EXERCISE DIRECTIONS: Pull out every line with the word "files".

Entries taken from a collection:

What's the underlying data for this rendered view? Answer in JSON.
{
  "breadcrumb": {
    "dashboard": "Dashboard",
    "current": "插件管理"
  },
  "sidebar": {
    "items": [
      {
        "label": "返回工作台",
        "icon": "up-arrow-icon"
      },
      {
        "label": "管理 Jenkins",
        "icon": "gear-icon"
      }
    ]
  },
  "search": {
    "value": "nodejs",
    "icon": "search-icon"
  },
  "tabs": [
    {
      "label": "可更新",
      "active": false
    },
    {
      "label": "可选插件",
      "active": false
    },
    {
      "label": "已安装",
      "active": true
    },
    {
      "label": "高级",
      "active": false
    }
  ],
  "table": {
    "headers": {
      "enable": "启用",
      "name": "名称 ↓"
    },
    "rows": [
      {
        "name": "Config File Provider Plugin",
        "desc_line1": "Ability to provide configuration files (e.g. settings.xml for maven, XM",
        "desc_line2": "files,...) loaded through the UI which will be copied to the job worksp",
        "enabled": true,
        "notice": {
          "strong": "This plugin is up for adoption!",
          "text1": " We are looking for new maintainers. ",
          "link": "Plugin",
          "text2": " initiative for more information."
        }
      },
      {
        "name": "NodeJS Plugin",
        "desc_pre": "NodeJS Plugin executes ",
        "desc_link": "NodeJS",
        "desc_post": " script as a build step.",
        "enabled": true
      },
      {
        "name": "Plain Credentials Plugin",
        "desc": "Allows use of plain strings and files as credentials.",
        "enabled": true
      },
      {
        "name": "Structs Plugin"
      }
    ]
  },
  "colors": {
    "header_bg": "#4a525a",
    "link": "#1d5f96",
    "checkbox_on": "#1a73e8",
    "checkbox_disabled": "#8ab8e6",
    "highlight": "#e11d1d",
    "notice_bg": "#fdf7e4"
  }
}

PROBLEM SOLUTION:
        "desc_line1": "Ability to provide configuration files (e.g. settings.xml for maven, XM",
        "desc_line2": "files,...) loaded through the UI which will be copied to the job worksp",
        "desc": "Allows use of plain strings and files as credentials.",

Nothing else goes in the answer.